> [SHORT EXERCISE] Copy the data exactly; pictures stay out of the copy.
——————
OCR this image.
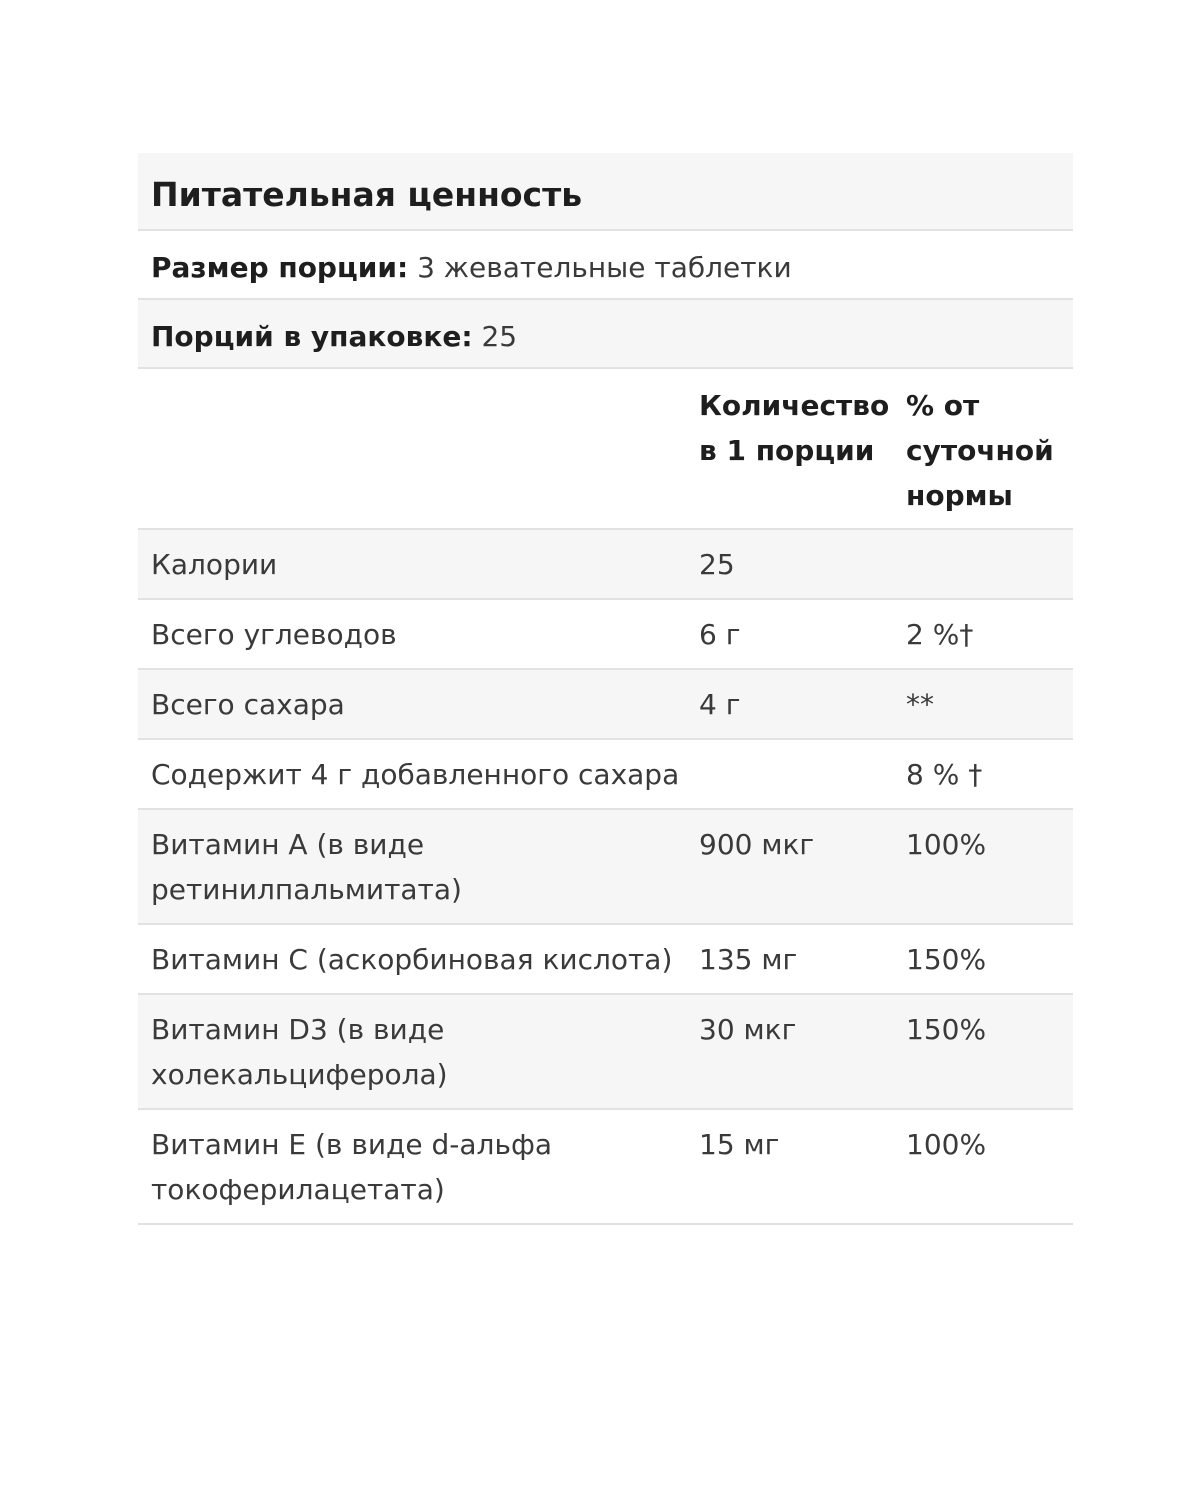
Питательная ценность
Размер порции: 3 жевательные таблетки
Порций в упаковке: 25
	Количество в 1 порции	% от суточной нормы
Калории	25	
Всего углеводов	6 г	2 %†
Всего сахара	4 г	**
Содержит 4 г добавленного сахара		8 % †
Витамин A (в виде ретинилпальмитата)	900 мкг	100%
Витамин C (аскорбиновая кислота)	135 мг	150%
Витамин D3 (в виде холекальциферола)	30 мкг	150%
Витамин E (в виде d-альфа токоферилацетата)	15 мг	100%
——————
> [OUTPUT]
OCR this image.
Питательная ценность
Размер порции: 3 жевательные таблетки
Порций в упаковке: 25
	Количество в 1 порции	% от суточной нормы
Калории	25	
Всего углеводов	6 г	2 %†
Всего сахара	4 г	**
Содержит 4 г добавленного сахара		8 % †
Витамин A (в виде ретинилпальмитата)	900 мкг	100%
Витамин C (аскорбиновая кислота)	135 мг	150%
Витамин D3 (в виде холекальциферола)	30 мкг	150%
Витамин E (в виде d-альфа токоферилацетата)	15 мг	100%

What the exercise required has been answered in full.